• [Written task] Show all lines that include the string "cave"; copy each one.

• [Information shown]
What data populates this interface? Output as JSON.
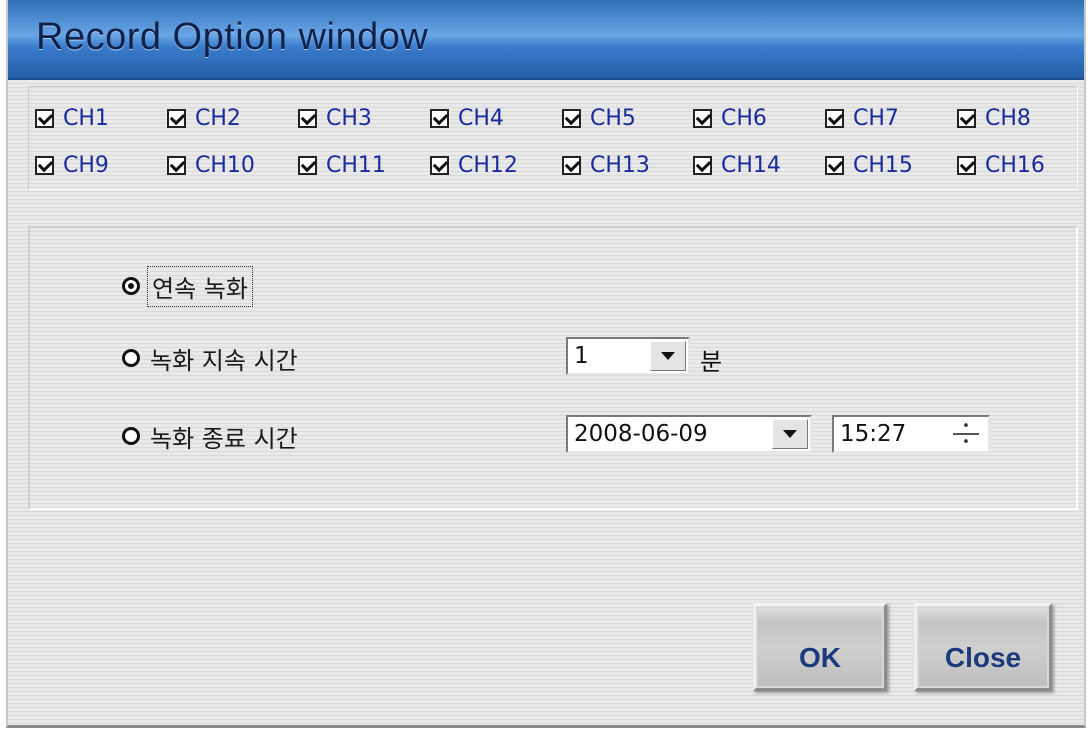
{
  "window": {
    "title": "Record Option window"
  },
  "channels": [
    {
      "label": "CH1",
      "checked": true
    },
    {
      "label": "CH2",
      "checked": true
    },
    {
      "label": "CH3",
      "checked": true
    },
    {
      "label": "CH4",
      "checked": true
    },
    {
      "label": "CH5",
      "checked": true
    },
    {
      "label": "CH6",
      "checked": true
    },
    {
      "label": "CH7",
      "checked": true
    },
    {
      "label": "CH8",
      "checked": true
    },
    {
      "label": "CH9",
      "checked": true
    },
    {
      "label": "CH10",
      "checked": true
    },
    {
      "label": "CH11",
      "checked": true
    },
    {
      "label": "CH12",
      "checked": true
    },
    {
      "label": "CH13",
      "checked": true
    },
    {
      "label": "CH14",
      "checked": true
    },
    {
      "label": "CH15",
      "checked": true
    },
    {
      "label": "CH16",
      "checked": true
    }
  ],
  "record_mode": {
    "options": [
      {
        "label": "연속 녹화",
        "selected": true
      },
      {
        "label": "녹화 지속 시간",
        "selected": false
      },
      {
        "label": "녹화 종료 시간",
        "selected": false
      }
    ],
    "duration": {
      "value": "1",
      "unit": "분"
    },
    "end_date": {
      "value": "2008-06-09"
    },
    "end_time": {
      "value": "15:27"
    }
  },
  "buttons": {
    "ok": "OK",
    "close": "Close"
  }
}
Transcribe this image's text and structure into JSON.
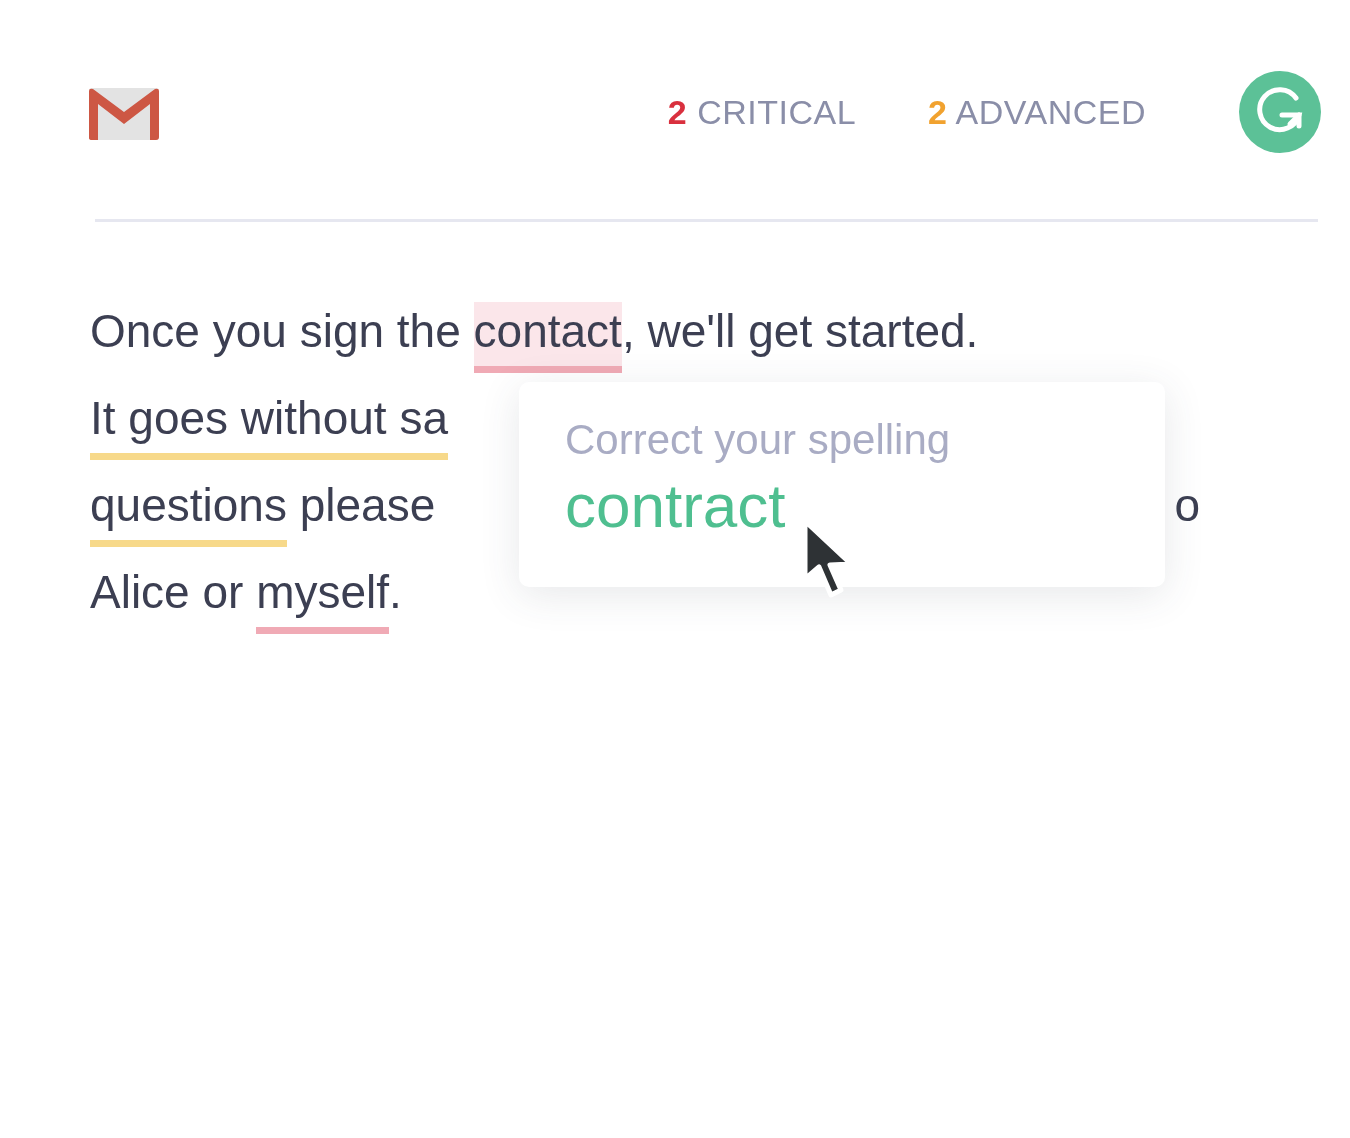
{
  "header": {
    "counters": [
      {
        "count": "2",
        "label": "CRITICAL",
        "color": "#d9303e"
      },
      {
        "count": "2",
        "label": "ADVANCED",
        "color": "#f1a22f"
      }
    ]
  },
  "lines": [
    {
      "segments": [
        {
          "text": "Once you sign the ",
          "kind": "plain"
        },
        {
          "text": "contact",
          "kind": "critical",
          "selected": true
        },
        {
          "text": ", we'll get started.",
          "kind": "plain"
        }
      ]
    },
    {
      "segments": [
        {
          "text": "It goes without sa",
          "kind": "advanced",
          "selected": false
        }
      ]
    },
    {
      "segments": [
        {
          "text": "questions",
          "kind": "advanced",
          "selected": false
        },
        {
          "text": " please",
          "kind": "plain"
        }
      ],
      "tail": "o"
    },
    {
      "segments": [
        {
          "text": "Alice or ",
          "kind": "plain"
        },
        {
          "text": "myself",
          "kind": "critical",
          "selected": false
        },
        {
          "text": ".",
          "kind": "plain"
        }
      ]
    }
  ],
  "popup": {
    "title": "Correct your spelling",
    "suggestion": "contract"
  }
}
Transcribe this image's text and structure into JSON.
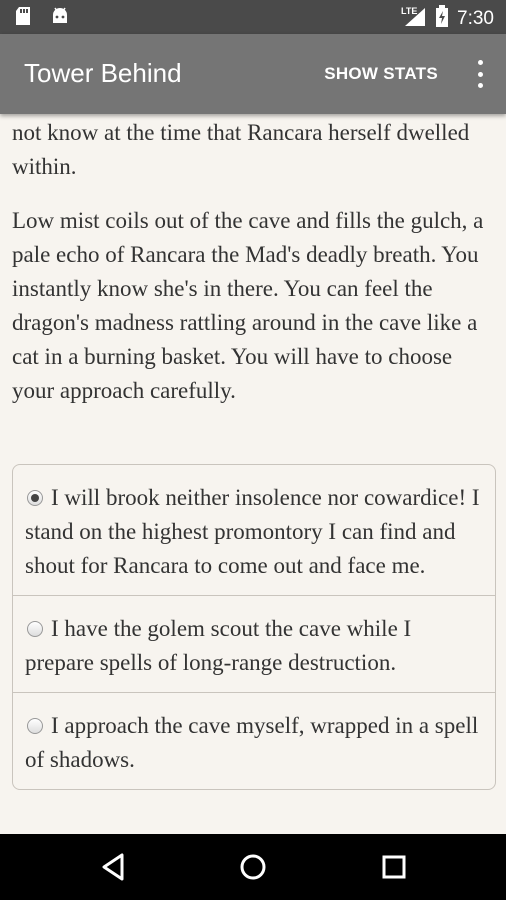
{
  "status_bar": {
    "time": "7:30",
    "network_label": "LTE",
    "left_icons": [
      "sd-card-icon",
      "android-icon"
    ],
    "right_icons": [
      "signal-icon",
      "battery-icon"
    ]
  },
  "app_bar": {
    "title": "Tower Behind",
    "action_label": "SHOW STATS",
    "overflow_icon": "more-vert-icon"
  },
  "story": {
    "paragraphs": [
      "not know at the time that Rancara herself dwelled within.",
      "Low mist coils out of the cave and fills the gulch, a pale echo of Rancara the Mad's deadly breath. You instantly know she's in there. You can feel the dragon's madness rattling around in the cave like a cat in a burning basket. You will have to choose your approach carefully."
    ]
  },
  "choices": [
    {
      "label": "I will brook neither insolence nor cowardice! I stand on the highest promontory I can find and shout for Rancara to come out and face me.",
      "selected": true
    },
    {
      "label": "I have the golem scout the cave while I prepare spells of long-range destruction.",
      "selected": false
    },
    {
      "label": "I approach the cave myself, wrapped in a spell of shadows.",
      "selected": false
    }
  ],
  "nav_bar": {
    "icons": [
      "back-icon",
      "home-icon",
      "recents-icon"
    ]
  },
  "colors": {
    "status_bar": "#4a4a4a",
    "app_bar": "#757575",
    "background": "#f7f4ef",
    "text": "#333333",
    "nav_bar": "#000000"
  }
}
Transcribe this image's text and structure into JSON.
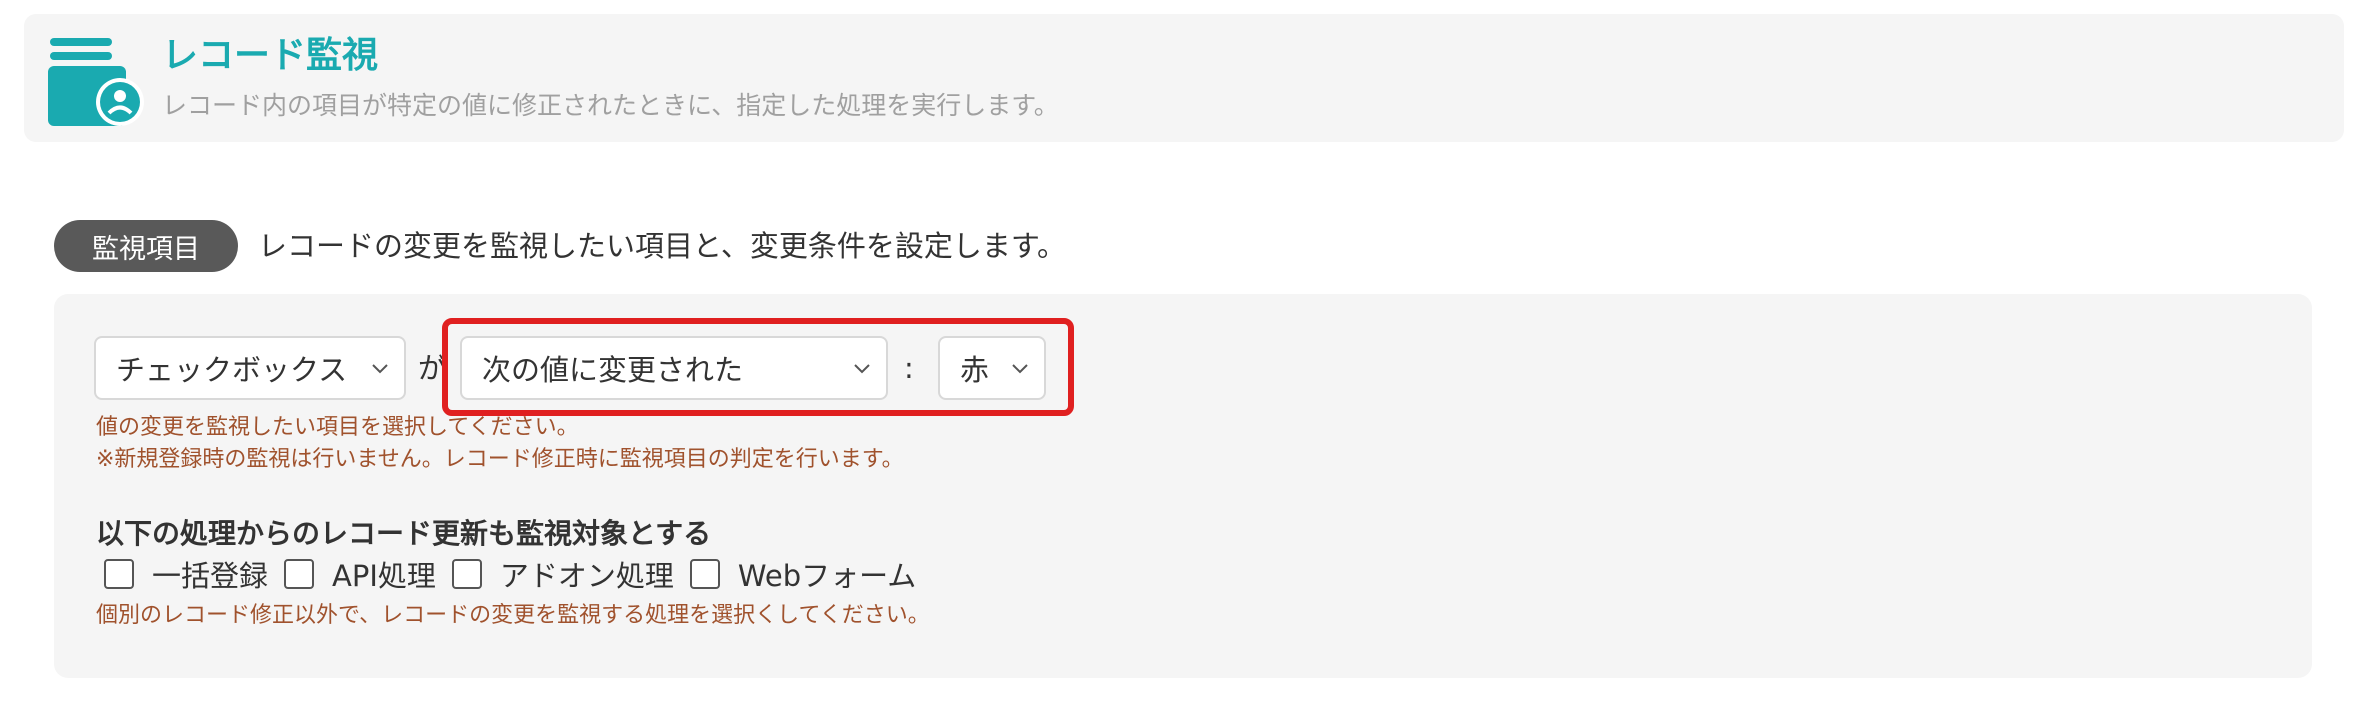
{
  "header": {
    "title": "レコード監視",
    "description": "レコード内の項目が特定の値に修正されたときに、指定した処理を実行します。",
    "icon": "record-watch-icon",
    "accent_color": "#1aaab0"
  },
  "section": {
    "label": "監視項目",
    "description": "レコードの変更を監視したい項目と、変更条件を設定します。"
  },
  "condition": {
    "field_select": "チェックボックス",
    "particle": "が",
    "condition_select": "次の値に変更された",
    "colon": ":",
    "value_select": "赤",
    "highlight_color": "#e02020"
  },
  "help": {
    "line1": "値の変更を監視したい項目を選択してください。",
    "line2": "※新規登録時の監視は行いません。レコード修正時に監視項目の判定を行います。",
    "line3": "個別のレコード修正以外で、レコードの変更を監視する処理を選択くしてください。"
  },
  "targets": {
    "heading": "以下の処理からのレコード更新も監視対象とする",
    "options": [
      {
        "label": "一括登録",
        "checked": false
      },
      {
        "label": "API処理",
        "checked": false
      },
      {
        "label": "アドオン処理",
        "checked": false
      },
      {
        "label": "Webフォーム",
        "checked": false
      }
    ]
  }
}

• [Finished answer]
      "Low mist coils out of the cave and fills the gulch, a pale echo of Rancara the Mad's deadly breath. You instantly know she's in there. You can feel the dragon's madness rattling around in the cave like a cat in a burning basket. You will have to choose your approach carefully."
      "label": "I have the golem scout the cave while I prepare spells of long-range destruction.",
      "label": "I approach the cave myself, wrapped in a spell of shadows.",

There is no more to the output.